DOCUMENT SEGMENT
>> START
Neither science nor religion alone can provide us with moral truth

“The separation between science and human values,” argued Sam Harris last month at the 2010 TED Conference, “is an illusion.” Although a myriad of philosophers believe that moral statements cannot be proven through facts alone, Harris asserted that through science we can indeed deem some actions as more objectively moral than others. Last week, in a discussion with her husband Steven Pinker at the Harvard Hillel, novelist and philosopher Rebecca Goldstein also attempted to bridge the “is-ought gap.” It is reason alone, Goldstein claimed, that necessarily binds us to refrain from hurting others if we expect them to refrain from hurting us.

In a column last month on his New York Times blog, Stanley Fish takes the exact opposite approach. In his review of Steven Smith’s “The Disenchantment of Secular Discourse,” Fish expounds the ineffectiveness of “secular reasons” in justifying political or moral decisions. “While secular discourse,” asserts Fish, can “amass scores of data,” it is unable to tell us what to do with that data. In other words, Fish claims, it is utterly impossible to make value judgments without religious principles.

Both sides in this debate, however, are equally erroneous. There is indeed a logical chasm between what “is” and what “ought” to be that cannot be breached by reason or science, but this does not mean that one must be religious to believe in moral truths.
>> END
TASKS AND EXERCISES
1. In the opinion piece on moral truth, where did Rebecca Goldstein take part in a discussion with Steven Pinker?
2. Please turn the paragraph of the opinion piece on moral truth that begins "In a column last month" into a short bulleted list that keeps its main facts.
3. Carry on the opinion piece on moral truth from the point where it stops.

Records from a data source
>> START
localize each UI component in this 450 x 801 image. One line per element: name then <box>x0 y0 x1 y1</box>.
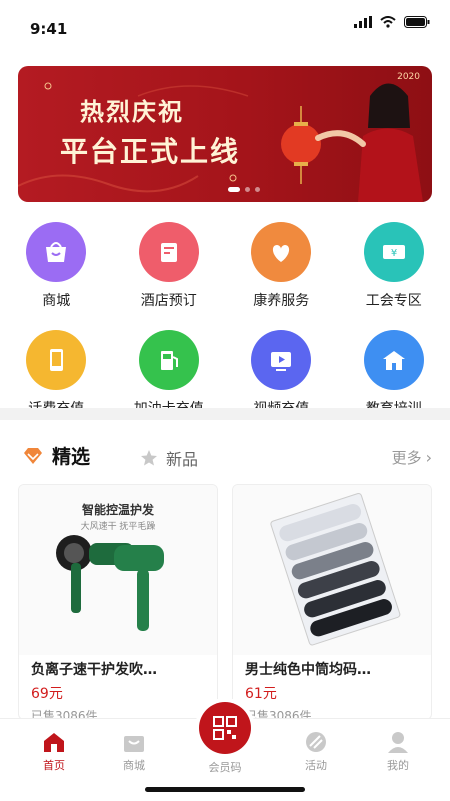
fuel-icon <box>139 330 199 390</box>
home-indicator <box>145 787 305 792</box>
product-image-subcaption: 大风速干 抚平毛躁 <box>19 519 217 532</box>
product-image-hair-dryer: 智能控温护发 大风速干 抚平毛躁 <box>19 485 217 655</box>
product-name: 男士纯色中筒均码… <box>245 659 421 679</box>
banner-dot[interactable] <box>255 187 260 192</box>
star-icon <box>140 449 158 467</box>
home-page: 9:41 <box>0 0 450 800</box>
wifi-icon <box>380 16 396 28</box>
ticket-icon: ¥ <box>364 222 424 282</box>
category-education[interactable]: 教育培训 <box>338 330 450 418</box>
nav-store[interactable]: 商城 <box>104 731 164 773</box>
nav-home-label: 首页 <box>43 757 65 773</box>
tab-featured-label: 精选 <box>52 442 90 469</box>
nav-store-label: 商城 <box>123 757 145 773</box>
section-divider <box>0 408 450 420</box>
hotel-icon <box>139 222 199 282</box>
nav-activity-label: 活动 <box>305 757 327 773</box>
category-fuel-card[interactable]: 加油卡充值 <box>113 330 226 418</box>
category-label: 康养服务 <box>253 290 309 310</box>
tab-new[interactable]: 新品 <box>140 446 198 470</box>
category-video-recharge[interactable]: 视频充值 <box>225 330 338 418</box>
category-union[interactable]: ¥ 工会专区 <box>338 222 450 310</box>
product-card[interactable]: 男士纯色中筒均码… 61元 已售3086件 <box>232 484 432 720</box>
shop-icon <box>26 222 86 282</box>
category-shop[interactable]: 商城 <box>0 222 113 310</box>
nav-member-code[interactable]: 会员码 <box>195 755 255 775</box>
category-health[interactable]: 康养服务 <box>225 222 338 310</box>
product-price: 69元 <box>31 683 63 703</box>
diamond-icon <box>22 447 44 465</box>
product-tabs: 精选 新品 更多 › <box>0 432 450 480</box>
category-label: 工会专区 <box>366 290 422 310</box>
product-card[interactable]: 智能控温护发 大风速干 抚平毛躁 负离子速干护发吹… 69元 已售3086件 <box>18 484 218 720</box>
banner-dot[interactable] <box>245 187 250 192</box>
nav-home[interactable]: 首页 <box>24 731 84 773</box>
tab-new-label: 新品 <box>166 446 198 470</box>
product-image-socks <box>233 485 431 655</box>
home-icon <box>42 731 66 753</box>
nav-profile[interactable]: 我的 <box>368 731 428 773</box>
category-label: 酒店预订 <box>141 290 197 310</box>
video-icon <box>251 330 311 390</box>
product-list: 智能控温护发 大风速干 抚平毛躁 负离子速干护发吹… 69元 已售3086件 <box>18 484 432 720</box>
category-label: 商城 <box>42 290 70 310</box>
category-phone-recharge[interactable]: 话费充值 <box>0 330 113 418</box>
banner-pagination[interactable] <box>228 187 260 192</box>
category-grid: 商城 酒店预订 康养服务 ¥ 工会专区 话费充值 <box>0 222 450 418</box>
activity-icon <box>304 731 328 753</box>
battery-icon <box>404 16 430 28</box>
promo-banner[interactable]: 2020 热烈庆祝 平台正式上线 <box>18 66 432 202</box>
profile-icon <box>386 731 410 753</box>
nav-member-code-label: 会员码 <box>209 759 242 775</box>
nav-profile-label: 我的 <box>387 757 409 773</box>
banner-title-line2: 平台正式上线 <box>60 130 240 170</box>
status-time: 9:41 <box>30 20 67 38</box>
tab-featured[interactable]: 精选 <box>22 442 90 469</box>
category-hotel[interactable]: 酒店预订 <box>113 222 226 310</box>
banner-title-line1: 热烈庆祝 <box>80 92 184 127</box>
chevron-right-icon: › <box>426 448 432 467</box>
member-code-button[interactable] <box>199 702 251 754</box>
banner-year: 2020 <box>397 72 420 82</box>
product-name: 负离子速干护发吹… <box>31 659 207 679</box>
qr-code-icon <box>212 715 238 741</box>
school-icon <box>364 330 424 390</box>
nav-activity[interactable]: 活动 <box>286 731 346 773</box>
phone-icon <box>26 330 86 390</box>
svg-text:¥: ¥ <box>391 248 397 259</box>
product-image-caption: 智能控温护发 <box>19 501 217 518</box>
banner-dot-active[interactable] <box>228 187 240 192</box>
product-price: 61元 <box>245 683 277 703</box>
status-icons <box>354 16 430 28</box>
store-icon <box>122 731 146 753</box>
signal-icon <box>354 16 372 28</box>
more-link[interactable]: 更多 › <box>392 447 432 468</box>
more-label: 更多 <box>392 447 422 468</box>
status-bar: 9:41 <box>0 0 450 52</box>
heart-icon <box>251 222 311 282</box>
>> END
EXPECTED OUTPUTS
1. At the Harvard Hillel.

2.
- Last month, in a column on his New York Times blog, Stanley Fish takes the exact opposite approach.
- Reviewing Steven Smith's "The Disenchantment of Secular Discourse," he argues that "secular reasons" are ineffective in justifying political or moral decisions.
- He says secular discourse can "amass scores of data" but cannot tell us what to do with that data.
- He claims value judgments are impossible without religious principles.

3.
Values can be reduced to facts, Harris asserts, because all worldly value systems are predicated on fostering the development of “human flourishing.” Just as we know, objectively, what constitutes human health as opposed to sickness, and just as we all strive for health and avoid illness, we can know, factually, what contributes to human flourishing and what does not. It therefore behooves us to make only those decisions that would “maximiz[e] human flourishing.”

Goldstein’s attempt to derive morality from reality is different. If she were sunbathing on a beach, Goldstein would excoriate a heavy-set male for stepping right on top of her. Now, if she truly believes that others ought to refrain from harming her, then she has one of two options. Either she should remain unharmed because she alone occupies a special place in the universe or because it is inherently wrong to harm someone else. Since the former is clearly absurd, if she genuinely expects others to abstain from causing her suffering, she is logically bound to do unto others as she would have others do unto her.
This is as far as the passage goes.